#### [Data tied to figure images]

═══

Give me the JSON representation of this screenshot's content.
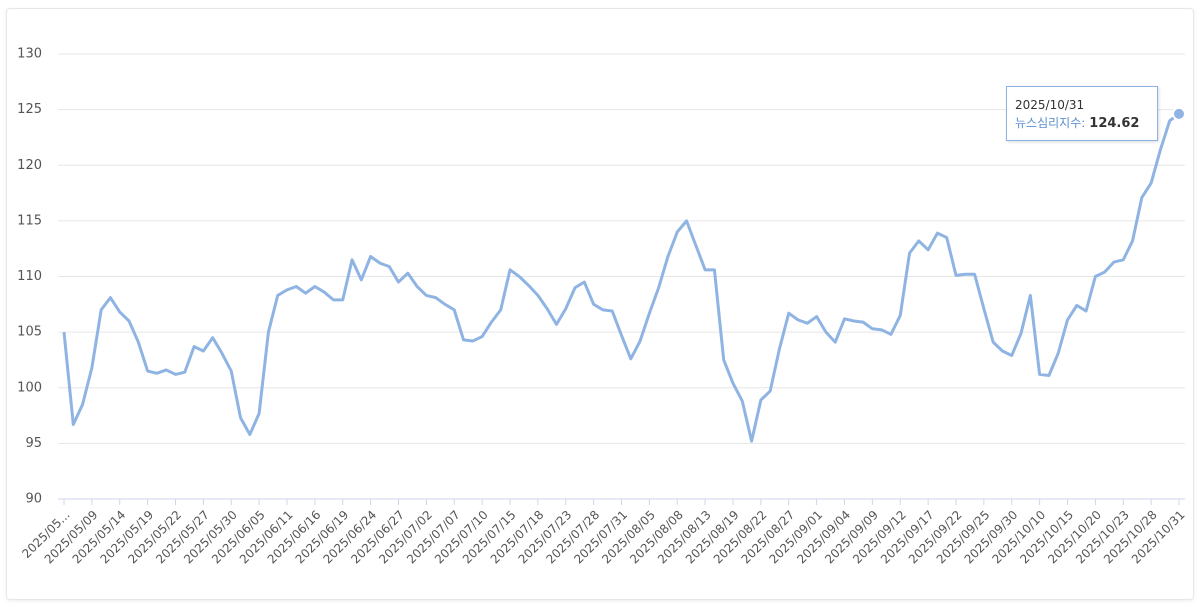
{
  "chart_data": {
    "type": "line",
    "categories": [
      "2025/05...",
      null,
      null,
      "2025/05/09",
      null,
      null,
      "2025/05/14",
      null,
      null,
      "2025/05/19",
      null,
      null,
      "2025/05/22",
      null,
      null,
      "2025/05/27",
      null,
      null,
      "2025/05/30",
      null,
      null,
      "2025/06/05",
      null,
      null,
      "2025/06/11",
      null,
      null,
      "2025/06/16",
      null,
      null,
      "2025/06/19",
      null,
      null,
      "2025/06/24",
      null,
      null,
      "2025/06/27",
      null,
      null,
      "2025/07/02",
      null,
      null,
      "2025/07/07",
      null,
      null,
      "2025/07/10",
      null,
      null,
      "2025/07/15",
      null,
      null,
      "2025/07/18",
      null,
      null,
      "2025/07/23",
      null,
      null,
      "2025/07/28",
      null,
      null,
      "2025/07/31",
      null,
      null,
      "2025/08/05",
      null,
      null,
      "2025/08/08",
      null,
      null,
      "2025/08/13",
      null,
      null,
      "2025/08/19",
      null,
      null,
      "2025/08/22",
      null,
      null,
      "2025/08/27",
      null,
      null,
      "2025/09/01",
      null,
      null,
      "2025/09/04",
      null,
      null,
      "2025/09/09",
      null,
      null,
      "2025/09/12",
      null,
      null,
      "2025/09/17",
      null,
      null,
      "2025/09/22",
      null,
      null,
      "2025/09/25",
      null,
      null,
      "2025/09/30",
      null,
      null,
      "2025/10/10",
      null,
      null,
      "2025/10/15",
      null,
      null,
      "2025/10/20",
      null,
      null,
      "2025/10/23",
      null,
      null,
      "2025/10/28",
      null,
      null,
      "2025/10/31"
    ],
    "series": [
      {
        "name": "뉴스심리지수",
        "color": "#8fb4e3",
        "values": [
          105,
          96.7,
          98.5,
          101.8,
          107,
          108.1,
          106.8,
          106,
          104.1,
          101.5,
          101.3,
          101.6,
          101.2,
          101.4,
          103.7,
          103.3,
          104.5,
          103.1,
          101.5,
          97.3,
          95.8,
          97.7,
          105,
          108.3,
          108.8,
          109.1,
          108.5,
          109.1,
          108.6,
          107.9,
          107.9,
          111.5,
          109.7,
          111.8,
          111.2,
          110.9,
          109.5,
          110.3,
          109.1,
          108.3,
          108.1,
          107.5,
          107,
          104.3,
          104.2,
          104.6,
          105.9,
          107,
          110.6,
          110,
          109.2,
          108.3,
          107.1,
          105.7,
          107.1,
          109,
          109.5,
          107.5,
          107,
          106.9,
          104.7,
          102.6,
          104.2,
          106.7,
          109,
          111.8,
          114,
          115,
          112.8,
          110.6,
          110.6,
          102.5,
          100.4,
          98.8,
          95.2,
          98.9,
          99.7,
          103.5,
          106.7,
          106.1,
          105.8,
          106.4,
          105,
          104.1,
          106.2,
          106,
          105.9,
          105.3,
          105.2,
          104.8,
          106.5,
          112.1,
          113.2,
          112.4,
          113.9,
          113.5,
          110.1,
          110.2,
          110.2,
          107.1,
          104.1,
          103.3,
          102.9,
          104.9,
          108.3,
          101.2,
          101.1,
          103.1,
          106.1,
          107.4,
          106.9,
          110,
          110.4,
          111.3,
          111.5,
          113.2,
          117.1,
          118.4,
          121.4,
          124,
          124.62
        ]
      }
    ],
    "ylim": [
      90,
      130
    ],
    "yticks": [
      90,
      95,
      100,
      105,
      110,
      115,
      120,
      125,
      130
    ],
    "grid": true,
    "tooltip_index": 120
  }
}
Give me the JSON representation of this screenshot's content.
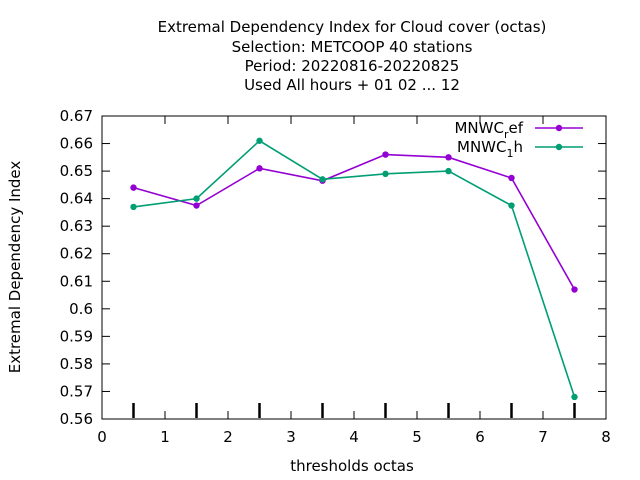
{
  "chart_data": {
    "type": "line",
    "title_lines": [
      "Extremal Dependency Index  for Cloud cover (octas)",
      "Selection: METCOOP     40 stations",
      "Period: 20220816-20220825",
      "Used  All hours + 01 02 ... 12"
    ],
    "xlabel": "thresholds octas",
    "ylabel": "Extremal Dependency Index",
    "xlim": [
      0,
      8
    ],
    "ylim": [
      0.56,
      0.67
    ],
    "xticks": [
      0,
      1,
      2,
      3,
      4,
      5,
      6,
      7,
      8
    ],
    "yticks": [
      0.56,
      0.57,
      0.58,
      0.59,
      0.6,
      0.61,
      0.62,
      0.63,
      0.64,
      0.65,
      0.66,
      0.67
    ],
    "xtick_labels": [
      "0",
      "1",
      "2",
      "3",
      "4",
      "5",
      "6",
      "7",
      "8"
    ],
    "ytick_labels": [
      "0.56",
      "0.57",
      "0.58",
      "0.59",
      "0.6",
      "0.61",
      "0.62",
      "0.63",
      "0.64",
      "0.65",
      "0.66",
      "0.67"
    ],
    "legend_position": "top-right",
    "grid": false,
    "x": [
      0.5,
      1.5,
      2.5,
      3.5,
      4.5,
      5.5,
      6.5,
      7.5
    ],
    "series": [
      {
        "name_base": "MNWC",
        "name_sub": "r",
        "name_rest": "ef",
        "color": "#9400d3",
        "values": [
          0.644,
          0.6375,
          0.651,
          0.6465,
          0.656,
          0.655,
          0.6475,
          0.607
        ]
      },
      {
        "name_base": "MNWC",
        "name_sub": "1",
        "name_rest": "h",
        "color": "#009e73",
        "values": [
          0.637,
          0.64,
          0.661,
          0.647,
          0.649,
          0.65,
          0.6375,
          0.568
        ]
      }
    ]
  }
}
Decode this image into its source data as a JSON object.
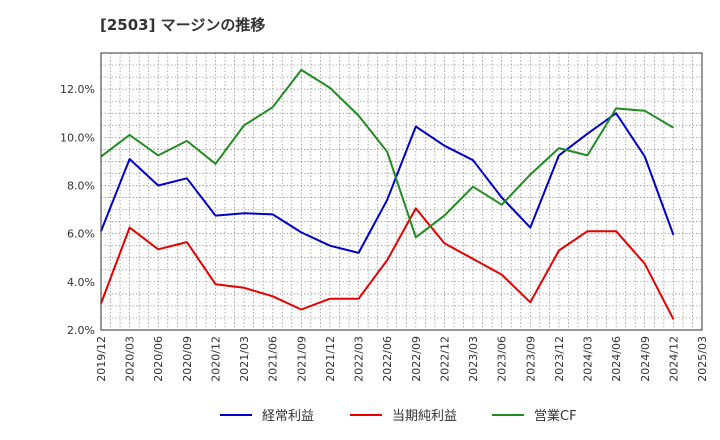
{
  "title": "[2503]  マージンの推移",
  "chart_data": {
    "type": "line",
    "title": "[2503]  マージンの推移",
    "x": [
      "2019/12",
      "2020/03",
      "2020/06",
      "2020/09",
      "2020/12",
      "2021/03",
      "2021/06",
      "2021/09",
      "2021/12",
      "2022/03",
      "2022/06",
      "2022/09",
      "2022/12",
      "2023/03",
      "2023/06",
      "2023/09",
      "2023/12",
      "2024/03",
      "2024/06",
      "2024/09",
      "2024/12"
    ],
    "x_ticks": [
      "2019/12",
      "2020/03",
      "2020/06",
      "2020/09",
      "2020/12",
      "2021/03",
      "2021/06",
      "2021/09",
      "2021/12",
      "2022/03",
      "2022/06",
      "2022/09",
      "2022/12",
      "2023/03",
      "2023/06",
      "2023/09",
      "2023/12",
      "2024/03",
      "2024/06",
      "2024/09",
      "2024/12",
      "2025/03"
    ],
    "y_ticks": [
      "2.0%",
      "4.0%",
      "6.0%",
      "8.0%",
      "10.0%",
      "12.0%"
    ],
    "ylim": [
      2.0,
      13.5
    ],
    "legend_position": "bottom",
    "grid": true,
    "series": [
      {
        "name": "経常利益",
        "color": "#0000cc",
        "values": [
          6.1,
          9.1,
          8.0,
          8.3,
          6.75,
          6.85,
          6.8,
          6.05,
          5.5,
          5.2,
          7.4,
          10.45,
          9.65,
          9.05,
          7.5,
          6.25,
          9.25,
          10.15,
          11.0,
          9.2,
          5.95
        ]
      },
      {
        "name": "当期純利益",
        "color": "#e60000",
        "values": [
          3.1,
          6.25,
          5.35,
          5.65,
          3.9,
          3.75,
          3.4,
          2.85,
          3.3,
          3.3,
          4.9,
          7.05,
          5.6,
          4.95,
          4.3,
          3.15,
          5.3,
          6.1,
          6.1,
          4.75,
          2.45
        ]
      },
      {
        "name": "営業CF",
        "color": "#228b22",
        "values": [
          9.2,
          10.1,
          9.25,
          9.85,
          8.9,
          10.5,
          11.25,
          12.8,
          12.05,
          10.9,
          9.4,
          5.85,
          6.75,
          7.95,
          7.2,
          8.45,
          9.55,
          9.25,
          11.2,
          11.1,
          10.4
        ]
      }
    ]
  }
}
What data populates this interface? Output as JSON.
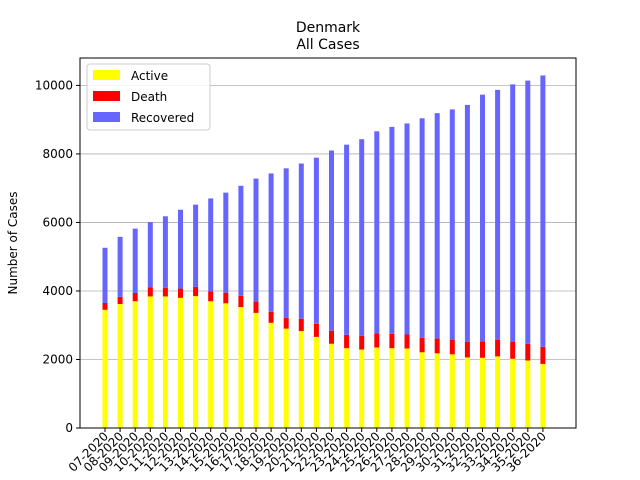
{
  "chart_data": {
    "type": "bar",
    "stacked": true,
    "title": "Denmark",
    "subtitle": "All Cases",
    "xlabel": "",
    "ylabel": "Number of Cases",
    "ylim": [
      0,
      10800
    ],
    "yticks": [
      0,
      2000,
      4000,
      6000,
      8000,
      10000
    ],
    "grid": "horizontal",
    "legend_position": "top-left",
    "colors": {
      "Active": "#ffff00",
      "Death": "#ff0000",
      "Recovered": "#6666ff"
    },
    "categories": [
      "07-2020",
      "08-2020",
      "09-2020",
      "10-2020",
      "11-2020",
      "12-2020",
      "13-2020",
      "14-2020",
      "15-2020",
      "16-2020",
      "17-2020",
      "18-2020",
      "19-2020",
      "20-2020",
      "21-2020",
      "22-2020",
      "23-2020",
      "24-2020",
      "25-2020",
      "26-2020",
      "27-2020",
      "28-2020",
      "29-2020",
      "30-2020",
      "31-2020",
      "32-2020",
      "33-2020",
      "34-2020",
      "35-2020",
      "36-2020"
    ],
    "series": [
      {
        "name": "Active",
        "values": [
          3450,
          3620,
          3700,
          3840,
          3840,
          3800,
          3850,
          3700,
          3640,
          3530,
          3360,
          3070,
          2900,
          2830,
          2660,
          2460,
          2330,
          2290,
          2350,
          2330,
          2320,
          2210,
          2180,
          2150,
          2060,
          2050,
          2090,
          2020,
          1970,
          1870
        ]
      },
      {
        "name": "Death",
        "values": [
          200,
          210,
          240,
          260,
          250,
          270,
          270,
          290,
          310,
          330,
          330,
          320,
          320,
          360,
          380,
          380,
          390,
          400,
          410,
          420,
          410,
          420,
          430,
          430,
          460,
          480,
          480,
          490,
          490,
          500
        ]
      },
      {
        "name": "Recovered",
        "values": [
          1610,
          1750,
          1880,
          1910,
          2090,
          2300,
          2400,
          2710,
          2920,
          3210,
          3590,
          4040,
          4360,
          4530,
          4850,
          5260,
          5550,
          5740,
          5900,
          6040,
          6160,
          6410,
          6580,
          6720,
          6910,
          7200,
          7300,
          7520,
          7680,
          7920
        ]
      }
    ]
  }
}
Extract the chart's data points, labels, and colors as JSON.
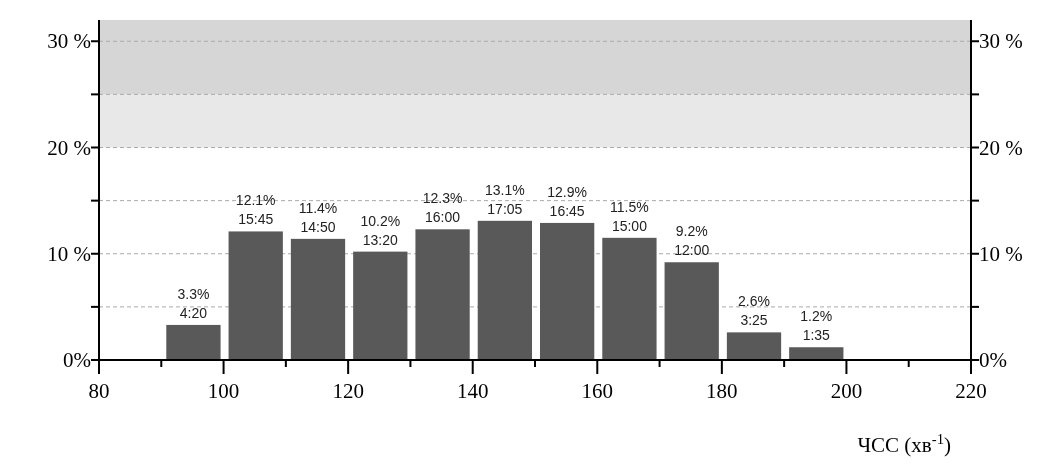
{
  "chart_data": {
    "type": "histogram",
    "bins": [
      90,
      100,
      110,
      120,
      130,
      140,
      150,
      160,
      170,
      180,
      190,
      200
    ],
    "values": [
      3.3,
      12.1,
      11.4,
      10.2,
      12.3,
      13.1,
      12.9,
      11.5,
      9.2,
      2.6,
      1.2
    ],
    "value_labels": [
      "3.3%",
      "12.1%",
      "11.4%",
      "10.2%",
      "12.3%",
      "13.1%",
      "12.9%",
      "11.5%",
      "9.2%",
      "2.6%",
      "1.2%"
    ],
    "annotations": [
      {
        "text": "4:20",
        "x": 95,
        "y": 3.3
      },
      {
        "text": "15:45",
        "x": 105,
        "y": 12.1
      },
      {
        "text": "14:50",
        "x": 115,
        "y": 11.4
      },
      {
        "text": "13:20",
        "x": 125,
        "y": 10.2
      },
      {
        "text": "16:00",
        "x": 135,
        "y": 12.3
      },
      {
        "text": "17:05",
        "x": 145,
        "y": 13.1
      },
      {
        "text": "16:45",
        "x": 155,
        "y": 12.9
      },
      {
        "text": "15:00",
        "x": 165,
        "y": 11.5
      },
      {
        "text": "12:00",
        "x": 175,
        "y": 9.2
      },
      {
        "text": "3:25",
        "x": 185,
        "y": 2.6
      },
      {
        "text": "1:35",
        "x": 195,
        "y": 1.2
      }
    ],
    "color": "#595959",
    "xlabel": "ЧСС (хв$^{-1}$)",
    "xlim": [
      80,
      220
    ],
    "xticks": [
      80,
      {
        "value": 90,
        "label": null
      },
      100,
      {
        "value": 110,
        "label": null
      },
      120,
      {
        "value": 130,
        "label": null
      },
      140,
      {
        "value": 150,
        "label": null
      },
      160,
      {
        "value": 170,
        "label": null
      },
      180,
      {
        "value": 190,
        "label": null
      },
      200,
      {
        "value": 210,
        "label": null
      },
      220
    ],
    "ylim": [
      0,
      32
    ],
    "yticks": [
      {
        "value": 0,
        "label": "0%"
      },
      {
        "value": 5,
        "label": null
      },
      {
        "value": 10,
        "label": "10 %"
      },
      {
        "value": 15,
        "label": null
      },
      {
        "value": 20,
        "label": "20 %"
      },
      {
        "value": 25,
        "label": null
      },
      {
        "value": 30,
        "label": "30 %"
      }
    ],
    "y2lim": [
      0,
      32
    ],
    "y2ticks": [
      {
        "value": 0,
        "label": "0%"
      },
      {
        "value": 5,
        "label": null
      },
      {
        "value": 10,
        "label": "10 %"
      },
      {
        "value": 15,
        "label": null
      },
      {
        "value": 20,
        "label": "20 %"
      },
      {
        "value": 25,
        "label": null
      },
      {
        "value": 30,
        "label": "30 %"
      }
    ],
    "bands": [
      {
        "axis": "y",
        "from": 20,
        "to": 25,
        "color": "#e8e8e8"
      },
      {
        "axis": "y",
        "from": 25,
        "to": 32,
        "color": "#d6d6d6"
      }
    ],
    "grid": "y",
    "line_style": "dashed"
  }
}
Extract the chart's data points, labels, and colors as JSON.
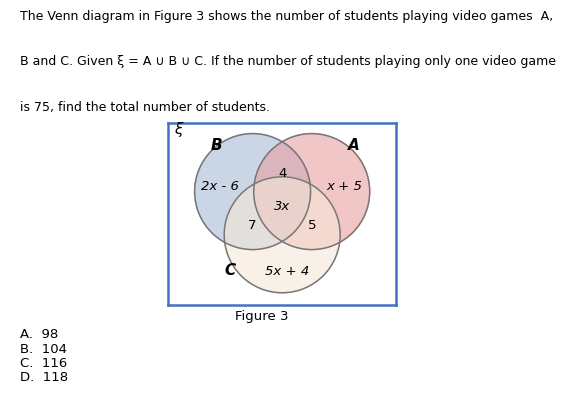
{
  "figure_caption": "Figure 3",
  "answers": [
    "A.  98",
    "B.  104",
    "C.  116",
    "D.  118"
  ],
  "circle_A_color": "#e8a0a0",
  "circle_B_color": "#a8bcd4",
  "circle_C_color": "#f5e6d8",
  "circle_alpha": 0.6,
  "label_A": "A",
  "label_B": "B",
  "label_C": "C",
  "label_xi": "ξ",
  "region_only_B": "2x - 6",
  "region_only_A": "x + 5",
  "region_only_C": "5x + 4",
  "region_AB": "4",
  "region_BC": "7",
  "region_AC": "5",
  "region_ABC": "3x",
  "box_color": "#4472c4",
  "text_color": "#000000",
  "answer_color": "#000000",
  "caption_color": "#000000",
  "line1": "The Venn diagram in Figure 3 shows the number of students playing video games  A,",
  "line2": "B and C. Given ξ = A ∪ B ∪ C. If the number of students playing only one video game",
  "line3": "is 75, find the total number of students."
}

═══

#### [SHORT TASK]
Provide only the count of lines in the data above that include the string "Extremal".

#### [ANSWER TO THIS TASK]
2